THE TASK:
In the entries below, count every line with the string "this". State the count and nothing else.

Data records:
══════════
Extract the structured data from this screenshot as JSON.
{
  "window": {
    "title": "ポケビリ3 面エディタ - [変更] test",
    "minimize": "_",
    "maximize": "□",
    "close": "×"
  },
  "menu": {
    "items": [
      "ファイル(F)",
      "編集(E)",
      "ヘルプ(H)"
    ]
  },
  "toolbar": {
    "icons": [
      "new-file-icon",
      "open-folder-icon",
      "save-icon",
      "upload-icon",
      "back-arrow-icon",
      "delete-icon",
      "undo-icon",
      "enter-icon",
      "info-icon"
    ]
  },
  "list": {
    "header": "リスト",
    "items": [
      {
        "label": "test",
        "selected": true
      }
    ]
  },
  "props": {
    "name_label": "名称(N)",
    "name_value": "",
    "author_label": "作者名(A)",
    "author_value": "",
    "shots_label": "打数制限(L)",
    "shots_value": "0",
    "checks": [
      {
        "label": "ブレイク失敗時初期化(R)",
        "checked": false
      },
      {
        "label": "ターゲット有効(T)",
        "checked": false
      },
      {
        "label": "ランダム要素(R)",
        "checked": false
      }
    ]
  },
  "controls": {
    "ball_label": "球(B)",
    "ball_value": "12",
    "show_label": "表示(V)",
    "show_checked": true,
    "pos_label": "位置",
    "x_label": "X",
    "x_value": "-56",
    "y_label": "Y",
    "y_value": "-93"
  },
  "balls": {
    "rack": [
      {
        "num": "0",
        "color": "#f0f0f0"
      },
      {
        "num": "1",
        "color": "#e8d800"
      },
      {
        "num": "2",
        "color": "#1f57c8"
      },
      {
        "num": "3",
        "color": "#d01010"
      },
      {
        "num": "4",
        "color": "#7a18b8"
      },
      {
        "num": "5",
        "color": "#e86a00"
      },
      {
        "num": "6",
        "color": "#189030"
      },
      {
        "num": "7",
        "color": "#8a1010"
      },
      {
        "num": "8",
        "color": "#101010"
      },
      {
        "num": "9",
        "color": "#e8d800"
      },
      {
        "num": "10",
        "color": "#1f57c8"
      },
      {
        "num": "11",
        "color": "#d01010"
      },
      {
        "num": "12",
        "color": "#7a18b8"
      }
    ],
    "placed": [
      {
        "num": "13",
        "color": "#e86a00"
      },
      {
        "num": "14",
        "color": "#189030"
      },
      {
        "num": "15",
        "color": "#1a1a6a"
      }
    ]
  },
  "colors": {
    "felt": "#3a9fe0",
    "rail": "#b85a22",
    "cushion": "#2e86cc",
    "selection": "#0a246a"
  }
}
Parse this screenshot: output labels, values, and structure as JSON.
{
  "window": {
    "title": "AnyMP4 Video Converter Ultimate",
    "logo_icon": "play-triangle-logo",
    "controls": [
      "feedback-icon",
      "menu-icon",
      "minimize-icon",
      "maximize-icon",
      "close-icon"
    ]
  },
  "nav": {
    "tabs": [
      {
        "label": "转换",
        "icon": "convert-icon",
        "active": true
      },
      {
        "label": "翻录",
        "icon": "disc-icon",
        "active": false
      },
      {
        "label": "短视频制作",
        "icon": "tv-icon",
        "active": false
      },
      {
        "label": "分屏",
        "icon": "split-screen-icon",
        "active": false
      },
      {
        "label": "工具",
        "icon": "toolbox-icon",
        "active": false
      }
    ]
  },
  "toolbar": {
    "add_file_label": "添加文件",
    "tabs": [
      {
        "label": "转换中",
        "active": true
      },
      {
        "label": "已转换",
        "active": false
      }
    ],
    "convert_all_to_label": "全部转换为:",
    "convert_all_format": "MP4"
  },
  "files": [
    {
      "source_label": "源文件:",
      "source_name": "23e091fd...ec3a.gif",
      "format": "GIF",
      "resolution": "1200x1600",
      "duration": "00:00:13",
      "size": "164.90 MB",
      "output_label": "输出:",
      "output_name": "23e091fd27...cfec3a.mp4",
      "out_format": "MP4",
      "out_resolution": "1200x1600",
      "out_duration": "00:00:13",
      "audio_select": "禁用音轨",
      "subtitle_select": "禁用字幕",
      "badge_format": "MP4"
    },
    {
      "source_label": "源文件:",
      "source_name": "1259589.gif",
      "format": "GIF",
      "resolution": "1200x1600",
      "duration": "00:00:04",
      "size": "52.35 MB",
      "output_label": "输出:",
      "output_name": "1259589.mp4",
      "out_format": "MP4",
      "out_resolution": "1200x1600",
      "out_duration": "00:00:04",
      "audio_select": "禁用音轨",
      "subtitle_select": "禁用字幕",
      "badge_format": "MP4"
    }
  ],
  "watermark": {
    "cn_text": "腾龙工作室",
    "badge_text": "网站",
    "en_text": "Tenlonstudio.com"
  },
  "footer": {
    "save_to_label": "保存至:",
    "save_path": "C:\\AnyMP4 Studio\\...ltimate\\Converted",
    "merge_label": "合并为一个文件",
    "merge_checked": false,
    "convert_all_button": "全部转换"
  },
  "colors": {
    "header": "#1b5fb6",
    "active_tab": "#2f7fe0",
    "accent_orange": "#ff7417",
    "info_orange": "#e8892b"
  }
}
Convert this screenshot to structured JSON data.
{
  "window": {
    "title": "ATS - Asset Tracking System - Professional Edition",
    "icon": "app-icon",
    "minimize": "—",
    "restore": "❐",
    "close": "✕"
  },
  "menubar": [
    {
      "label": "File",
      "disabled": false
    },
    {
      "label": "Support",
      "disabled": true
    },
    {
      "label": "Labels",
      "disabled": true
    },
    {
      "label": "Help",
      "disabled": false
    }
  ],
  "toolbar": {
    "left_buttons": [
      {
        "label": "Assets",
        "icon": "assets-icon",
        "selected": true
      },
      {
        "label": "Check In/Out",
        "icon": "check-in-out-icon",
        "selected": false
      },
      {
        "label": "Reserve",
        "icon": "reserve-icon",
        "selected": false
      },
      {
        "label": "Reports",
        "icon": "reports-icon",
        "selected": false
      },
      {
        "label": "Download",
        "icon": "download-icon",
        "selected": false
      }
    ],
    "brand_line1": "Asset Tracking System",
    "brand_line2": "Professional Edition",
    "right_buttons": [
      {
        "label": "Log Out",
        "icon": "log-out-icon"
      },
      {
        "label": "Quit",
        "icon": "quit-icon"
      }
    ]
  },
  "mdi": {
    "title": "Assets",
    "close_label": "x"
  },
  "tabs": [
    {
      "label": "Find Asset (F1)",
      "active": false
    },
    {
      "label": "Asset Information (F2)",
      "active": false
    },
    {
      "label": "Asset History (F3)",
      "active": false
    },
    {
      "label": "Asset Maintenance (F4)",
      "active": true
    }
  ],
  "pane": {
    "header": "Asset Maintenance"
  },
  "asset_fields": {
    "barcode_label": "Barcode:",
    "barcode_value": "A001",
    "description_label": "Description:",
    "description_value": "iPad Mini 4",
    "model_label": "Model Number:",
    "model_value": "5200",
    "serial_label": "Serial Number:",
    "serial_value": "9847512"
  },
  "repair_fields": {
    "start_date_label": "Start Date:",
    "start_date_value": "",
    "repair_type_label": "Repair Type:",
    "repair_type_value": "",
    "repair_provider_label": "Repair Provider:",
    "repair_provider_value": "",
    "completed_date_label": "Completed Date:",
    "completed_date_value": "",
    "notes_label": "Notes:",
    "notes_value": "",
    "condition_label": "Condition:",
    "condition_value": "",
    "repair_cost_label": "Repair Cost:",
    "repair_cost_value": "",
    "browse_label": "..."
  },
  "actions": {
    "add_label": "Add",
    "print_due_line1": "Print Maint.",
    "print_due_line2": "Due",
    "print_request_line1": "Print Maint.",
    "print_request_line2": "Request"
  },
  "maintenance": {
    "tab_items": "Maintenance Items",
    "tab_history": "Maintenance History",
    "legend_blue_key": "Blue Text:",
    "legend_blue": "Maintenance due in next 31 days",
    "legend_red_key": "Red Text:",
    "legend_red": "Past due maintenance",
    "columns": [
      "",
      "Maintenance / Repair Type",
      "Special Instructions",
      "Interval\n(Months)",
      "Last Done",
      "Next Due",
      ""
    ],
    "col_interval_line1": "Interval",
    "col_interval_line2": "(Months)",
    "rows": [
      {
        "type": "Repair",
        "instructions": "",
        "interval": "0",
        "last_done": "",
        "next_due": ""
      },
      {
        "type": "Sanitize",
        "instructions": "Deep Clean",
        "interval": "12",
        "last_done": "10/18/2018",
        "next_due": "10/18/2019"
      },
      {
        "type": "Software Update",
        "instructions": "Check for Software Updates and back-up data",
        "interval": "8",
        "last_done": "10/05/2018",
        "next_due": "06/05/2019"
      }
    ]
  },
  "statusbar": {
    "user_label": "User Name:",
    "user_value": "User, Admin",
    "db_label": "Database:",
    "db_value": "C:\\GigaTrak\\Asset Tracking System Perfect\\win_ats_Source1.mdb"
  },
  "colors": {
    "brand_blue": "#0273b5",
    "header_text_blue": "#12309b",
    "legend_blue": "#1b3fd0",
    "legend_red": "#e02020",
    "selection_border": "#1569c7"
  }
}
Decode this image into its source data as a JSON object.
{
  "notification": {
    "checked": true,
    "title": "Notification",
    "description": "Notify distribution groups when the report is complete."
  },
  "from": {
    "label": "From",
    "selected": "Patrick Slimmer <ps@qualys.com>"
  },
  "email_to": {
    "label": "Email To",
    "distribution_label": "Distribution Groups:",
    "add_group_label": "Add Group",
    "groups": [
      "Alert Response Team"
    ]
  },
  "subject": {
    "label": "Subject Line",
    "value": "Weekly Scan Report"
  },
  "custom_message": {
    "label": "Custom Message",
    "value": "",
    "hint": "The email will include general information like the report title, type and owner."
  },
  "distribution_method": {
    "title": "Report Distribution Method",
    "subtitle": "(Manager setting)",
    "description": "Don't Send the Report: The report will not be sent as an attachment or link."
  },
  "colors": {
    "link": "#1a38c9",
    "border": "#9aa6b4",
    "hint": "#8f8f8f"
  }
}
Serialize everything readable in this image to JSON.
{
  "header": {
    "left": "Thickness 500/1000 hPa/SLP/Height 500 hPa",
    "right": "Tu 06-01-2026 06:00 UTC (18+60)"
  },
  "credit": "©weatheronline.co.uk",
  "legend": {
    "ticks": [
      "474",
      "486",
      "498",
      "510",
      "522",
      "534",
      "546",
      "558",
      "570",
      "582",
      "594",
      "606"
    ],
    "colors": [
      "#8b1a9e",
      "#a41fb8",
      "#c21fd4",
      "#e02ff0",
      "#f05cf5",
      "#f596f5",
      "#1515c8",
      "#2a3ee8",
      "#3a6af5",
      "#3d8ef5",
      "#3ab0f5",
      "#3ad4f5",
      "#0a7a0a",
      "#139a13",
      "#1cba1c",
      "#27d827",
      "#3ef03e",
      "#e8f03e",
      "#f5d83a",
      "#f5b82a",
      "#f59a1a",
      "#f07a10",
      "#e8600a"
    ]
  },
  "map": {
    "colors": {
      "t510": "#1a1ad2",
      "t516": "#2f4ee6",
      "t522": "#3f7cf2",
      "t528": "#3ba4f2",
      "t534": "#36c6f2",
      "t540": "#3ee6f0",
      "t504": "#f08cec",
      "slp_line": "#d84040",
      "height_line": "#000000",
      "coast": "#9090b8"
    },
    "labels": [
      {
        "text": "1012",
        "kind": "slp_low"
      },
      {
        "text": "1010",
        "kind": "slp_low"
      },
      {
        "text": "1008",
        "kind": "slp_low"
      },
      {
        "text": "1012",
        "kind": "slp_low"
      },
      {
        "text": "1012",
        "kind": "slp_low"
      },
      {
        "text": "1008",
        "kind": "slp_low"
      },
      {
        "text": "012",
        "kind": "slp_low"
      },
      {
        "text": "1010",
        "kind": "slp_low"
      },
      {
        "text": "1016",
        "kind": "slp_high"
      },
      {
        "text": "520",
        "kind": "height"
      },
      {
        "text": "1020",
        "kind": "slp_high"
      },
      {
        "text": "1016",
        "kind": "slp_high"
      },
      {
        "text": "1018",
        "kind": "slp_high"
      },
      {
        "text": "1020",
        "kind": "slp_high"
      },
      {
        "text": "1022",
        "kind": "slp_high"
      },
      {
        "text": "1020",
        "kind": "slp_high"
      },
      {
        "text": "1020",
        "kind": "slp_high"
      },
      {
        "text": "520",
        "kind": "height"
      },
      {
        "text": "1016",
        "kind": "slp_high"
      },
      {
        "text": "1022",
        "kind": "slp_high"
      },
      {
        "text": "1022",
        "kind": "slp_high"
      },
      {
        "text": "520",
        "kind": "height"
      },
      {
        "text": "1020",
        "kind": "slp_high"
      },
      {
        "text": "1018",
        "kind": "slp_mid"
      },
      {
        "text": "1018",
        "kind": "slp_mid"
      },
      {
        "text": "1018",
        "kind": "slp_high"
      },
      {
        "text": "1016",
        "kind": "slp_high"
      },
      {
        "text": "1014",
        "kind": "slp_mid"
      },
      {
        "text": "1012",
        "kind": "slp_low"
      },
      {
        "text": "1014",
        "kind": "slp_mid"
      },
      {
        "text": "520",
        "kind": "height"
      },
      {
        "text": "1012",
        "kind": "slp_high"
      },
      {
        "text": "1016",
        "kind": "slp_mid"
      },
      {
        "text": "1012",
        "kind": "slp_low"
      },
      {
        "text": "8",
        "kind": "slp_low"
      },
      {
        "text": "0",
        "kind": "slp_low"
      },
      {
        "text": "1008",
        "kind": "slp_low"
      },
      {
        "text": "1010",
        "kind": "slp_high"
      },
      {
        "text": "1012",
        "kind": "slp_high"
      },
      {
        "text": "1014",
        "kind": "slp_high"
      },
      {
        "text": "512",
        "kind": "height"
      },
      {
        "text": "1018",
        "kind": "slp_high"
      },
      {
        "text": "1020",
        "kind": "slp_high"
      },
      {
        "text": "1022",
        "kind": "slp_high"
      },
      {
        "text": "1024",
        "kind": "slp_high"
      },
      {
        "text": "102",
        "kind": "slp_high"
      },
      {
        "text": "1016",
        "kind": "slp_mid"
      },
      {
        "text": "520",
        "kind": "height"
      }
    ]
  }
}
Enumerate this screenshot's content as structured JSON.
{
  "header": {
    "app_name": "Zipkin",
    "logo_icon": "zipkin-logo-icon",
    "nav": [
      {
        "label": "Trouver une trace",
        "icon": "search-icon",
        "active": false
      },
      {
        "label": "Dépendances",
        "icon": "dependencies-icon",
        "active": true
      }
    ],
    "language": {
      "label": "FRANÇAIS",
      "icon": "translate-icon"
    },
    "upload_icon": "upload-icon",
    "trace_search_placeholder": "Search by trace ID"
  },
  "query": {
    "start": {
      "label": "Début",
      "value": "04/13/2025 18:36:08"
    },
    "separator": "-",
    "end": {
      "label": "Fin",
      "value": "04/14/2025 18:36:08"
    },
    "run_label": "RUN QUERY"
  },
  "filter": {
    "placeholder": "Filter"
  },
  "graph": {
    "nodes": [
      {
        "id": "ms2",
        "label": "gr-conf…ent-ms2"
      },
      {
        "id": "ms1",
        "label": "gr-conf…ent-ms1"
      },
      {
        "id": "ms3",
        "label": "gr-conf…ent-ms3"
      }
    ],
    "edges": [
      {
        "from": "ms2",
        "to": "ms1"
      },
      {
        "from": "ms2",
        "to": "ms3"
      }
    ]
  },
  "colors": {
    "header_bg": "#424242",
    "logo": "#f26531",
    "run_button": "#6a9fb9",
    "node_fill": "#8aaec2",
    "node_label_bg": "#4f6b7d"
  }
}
══════════
COMPLETED EXERCISE:
6